Data
==========

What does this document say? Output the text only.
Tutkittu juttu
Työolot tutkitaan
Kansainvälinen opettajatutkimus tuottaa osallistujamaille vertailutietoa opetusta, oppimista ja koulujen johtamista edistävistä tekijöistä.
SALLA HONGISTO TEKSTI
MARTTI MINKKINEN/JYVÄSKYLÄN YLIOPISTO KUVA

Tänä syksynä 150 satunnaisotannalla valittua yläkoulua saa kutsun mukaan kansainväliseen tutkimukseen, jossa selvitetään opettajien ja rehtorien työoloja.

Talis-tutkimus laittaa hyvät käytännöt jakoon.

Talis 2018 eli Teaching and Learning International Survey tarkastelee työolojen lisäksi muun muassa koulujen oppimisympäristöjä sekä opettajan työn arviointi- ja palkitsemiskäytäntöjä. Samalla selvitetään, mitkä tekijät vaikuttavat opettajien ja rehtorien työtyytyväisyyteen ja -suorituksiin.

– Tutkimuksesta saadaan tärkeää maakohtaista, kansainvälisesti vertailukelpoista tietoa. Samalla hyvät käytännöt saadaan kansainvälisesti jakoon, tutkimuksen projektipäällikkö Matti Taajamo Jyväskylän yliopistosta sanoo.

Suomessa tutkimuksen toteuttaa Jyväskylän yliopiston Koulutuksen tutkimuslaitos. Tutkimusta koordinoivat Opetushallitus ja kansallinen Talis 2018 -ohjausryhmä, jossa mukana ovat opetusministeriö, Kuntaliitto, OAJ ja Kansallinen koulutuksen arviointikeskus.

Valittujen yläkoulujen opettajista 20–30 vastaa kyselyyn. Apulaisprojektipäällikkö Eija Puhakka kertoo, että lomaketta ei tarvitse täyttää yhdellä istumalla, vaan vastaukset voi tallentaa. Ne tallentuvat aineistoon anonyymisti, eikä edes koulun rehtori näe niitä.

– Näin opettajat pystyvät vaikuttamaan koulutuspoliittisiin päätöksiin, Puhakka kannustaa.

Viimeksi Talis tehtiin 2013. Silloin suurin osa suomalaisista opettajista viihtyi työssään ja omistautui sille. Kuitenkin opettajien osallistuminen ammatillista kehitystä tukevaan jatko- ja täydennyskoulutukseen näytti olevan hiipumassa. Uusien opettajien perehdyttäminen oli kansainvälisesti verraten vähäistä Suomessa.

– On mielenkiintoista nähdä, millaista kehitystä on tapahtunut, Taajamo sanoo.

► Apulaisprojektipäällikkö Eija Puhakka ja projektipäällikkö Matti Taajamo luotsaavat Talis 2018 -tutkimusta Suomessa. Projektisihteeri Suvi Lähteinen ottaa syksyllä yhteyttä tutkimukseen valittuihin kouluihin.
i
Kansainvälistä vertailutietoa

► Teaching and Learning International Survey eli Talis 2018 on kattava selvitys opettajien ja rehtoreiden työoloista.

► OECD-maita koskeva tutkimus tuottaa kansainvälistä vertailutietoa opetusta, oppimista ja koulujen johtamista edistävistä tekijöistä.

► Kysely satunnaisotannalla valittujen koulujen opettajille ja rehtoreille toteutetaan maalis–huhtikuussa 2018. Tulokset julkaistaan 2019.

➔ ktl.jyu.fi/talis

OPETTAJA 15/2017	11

==========

Problem to work on
Return each line of the records above exactly as it reads.

Result of the exercise
What does this document say? Output the text only.
Tutkittu juttu
Työolot tutkitaan
Kansainvälinen opettajatutkimus tuottaa osallistujamaille vertailutietoa opetusta, oppimista ja koulujen johtamista edistävistä tekijöistä.
SALLA HONGISTO TEKSTI
MARTTI MINKKINEN/JYVÄSKYLÄN YLIOPISTO KUVA

Tänä syksynä 150 satunnaisotannalla valittua yläkoulua saa kutsun mukaan kansainväliseen tutkimukseen, jossa selvitetään opettajien ja rehtorien työoloja.

Talis-tutkimus laittaa hyvät käytännöt jakoon.

Talis 2018 eli Teaching and Learning International Survey tarkastelee työolojen lisäksi muun muassa koulujen oppimisympäristöjä sekä opettajan työn arviointi- ja palkitsemiskäytäntöjä. Samalla selvitetään, mitkä tekijät vaikuttavat opettajien ja rehtorien työtyytyväisyyteen ja -suorituksiin.

– Tutkimuksesta saadaan tärkeää maakohtaista, kansainvälisesti vertailukelpoista tietoa. Samalla hyvät käytännöt saadaan kansainvälisesti jakoon, tutkimuksen projektipäällikkö Matti Taajamo Jyväskylän yliopistosta sanoo.

Suomessa tutkimuksen toteuttaa Jyväskylän yliopiston Koulutuksen tutkimuslaitos. Tutkimusta koordinoivat Opetushallitus ja kansallinen Talis 2018 -ohjausryhmä, jossa mukana ovat opetusministeriö, Kuntaliitto, OAJ ja Kansallinen koulutuksen arviointikeskus.

Valittujen yläkoulujen opettajista 20–30 vastaa kyselyyn. Apulaisprojektipäällikkö Eija Puhakka kertoo, että lomaketta ei tarvitse täyttää yhdellä istumalla, vaan vastaukset voi tallentaa. Ne tallentuvat aineistoon anonyymisti, eikä edes koulun rehtori näe niitä.

– Näin opettajat pystyvät vaikuttamaan koulutuspoliittisiin päätöksiin, Puhakka kannustaa.

Viimeksi Talis tehtiin 2013. Silloin suurin osa suomalaisista opettajista viihtyi työssään ja omistautui sille. Kuitenkin opettajien osallistuminen ammatillista kehitystä tukevaan jatko- ja täydennyskoulutukseen näytti olevan hiipumassa. Uusien opettajien perehdyttäminen oli kansainvälisesti verraten vähäistä Suomessa.

– On mielenkiintoista nähdä, millaista kehitystä on tapahtunut, Taajamo sanoo.

► Apulaisprojektipäällikkö Eija Puhakka ja projektipäällikkö Matti Taajamo luotsaavat Talis 2018 -tutkimusta Suomessa. Projektisihteeri Suvi Lähteinen ottaa syksyllä yhteyttä tutkimukseen valittuihin kouluihin.
i
Kansainvälistä vertailutietoa

► Teaching and Learning International Survey eli Talis 2018 on kattava selvitys opettajien ja rehtoreiden työoloista.

► OECD-maita koskeva tutkimus tuottaa kansainvälistä vertailutietoa opetusta, oppimista ja koulujen johtamista edistävistä tekijöistä.

► Kysely satunnaisotannalla valittujen koulujen opettajille ja rehtoreille toteutetaan maalis–huhtikuussa 2018. Tulokset julkaistaan 2019.

➔ ktl.jyu.fi/talis

OPETTAJA 15/2017	11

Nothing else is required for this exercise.